Exercise description:
Starting at the beginning of the material and ending at the line that contains "author-stat: Registriert: 08.06.2009", rewrite those lines with "quote-mark-icon" changed to "quotation-icon" and everything else left as it is.

Records for processing:

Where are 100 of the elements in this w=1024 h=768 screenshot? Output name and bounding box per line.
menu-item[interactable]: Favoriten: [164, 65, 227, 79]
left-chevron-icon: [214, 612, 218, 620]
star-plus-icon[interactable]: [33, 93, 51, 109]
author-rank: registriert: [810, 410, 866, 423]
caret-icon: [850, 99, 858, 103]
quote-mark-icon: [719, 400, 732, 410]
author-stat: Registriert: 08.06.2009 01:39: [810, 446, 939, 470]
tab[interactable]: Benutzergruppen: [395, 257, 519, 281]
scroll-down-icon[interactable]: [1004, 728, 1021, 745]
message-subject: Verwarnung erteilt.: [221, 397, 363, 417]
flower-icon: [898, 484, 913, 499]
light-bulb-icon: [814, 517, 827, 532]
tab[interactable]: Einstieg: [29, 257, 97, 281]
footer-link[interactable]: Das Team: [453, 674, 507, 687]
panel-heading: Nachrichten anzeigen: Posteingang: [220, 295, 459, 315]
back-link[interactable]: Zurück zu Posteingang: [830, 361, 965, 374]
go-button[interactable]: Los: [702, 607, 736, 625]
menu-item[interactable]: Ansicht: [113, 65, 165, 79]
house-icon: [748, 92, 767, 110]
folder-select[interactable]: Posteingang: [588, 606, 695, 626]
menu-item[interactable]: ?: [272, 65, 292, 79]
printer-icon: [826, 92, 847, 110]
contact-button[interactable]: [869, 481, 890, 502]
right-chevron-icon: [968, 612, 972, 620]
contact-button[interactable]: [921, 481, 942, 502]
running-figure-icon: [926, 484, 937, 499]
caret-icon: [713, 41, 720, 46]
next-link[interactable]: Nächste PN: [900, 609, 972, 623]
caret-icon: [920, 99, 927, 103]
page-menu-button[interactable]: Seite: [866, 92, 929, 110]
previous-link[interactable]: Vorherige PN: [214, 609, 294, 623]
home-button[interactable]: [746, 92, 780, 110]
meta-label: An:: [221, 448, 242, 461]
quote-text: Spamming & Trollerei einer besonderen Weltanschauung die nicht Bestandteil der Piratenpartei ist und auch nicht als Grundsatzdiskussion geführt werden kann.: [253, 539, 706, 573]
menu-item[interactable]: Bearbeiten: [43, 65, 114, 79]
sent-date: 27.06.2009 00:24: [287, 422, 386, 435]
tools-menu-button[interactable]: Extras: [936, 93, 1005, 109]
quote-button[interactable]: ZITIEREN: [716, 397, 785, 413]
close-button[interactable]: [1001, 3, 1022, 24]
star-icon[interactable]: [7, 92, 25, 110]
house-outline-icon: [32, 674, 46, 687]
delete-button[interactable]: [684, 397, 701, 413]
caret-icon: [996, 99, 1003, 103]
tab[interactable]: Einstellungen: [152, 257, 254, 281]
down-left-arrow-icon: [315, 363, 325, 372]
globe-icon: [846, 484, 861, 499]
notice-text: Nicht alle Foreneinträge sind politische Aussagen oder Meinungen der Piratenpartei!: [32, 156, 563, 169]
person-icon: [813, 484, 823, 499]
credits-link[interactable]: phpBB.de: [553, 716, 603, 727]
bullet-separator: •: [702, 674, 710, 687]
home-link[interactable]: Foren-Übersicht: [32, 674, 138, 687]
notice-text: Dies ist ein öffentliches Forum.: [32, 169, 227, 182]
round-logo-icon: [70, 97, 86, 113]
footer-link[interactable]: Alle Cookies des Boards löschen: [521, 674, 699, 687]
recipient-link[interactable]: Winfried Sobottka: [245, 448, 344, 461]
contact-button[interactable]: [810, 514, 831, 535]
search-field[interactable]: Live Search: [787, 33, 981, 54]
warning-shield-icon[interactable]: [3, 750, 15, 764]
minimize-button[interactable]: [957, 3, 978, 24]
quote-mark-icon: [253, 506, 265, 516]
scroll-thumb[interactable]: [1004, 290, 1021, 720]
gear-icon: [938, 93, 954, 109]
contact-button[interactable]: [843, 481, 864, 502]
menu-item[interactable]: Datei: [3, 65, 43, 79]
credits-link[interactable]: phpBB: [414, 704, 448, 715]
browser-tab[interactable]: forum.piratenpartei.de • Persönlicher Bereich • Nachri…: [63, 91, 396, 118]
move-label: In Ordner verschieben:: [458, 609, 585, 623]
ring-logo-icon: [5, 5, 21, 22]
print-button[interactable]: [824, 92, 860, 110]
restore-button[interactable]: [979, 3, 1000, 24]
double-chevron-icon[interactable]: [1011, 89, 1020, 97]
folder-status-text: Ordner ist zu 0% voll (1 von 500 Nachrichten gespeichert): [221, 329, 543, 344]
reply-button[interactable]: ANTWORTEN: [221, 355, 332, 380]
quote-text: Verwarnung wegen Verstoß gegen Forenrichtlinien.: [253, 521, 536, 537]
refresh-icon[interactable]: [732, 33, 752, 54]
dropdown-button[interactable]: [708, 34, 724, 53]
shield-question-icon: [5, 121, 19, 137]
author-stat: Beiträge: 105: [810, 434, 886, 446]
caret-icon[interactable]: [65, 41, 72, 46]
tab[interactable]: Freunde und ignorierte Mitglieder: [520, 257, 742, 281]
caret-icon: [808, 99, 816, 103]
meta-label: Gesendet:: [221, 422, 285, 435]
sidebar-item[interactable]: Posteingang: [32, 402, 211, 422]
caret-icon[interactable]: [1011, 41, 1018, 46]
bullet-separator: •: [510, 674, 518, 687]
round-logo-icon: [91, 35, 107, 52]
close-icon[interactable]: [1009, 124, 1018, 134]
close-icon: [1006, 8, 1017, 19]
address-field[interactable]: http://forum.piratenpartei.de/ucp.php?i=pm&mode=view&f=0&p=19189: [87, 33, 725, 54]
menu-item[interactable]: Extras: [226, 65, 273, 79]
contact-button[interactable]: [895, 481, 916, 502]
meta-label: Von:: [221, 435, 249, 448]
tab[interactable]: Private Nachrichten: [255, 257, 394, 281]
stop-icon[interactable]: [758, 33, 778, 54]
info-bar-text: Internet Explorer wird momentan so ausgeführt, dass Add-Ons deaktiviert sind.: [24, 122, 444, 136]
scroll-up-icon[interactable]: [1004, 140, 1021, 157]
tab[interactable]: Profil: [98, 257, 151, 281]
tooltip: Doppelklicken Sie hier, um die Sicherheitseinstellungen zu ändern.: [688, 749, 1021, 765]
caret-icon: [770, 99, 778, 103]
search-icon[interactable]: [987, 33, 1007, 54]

Result of this exercise:
Where are 100 of the elements in this w=1024 h=768 screenshot? Output name and bounding box per line.
menu-item[interactable]: Favoriten: [164, 65, 227, 79]
left-chevron-icon: [214, 612, 218, 620]
star-plus-icon[interactable]: [33, 93, 51, 109]
author-rank: registriert: [810, 410, 866, 423]
caret-icon: [850, 99, 858, 103]
quotation-icon: [719, 400, 732, 410]
author-stat: Registriert: 08.06.2009 01:39: [810, 446, 939, 470]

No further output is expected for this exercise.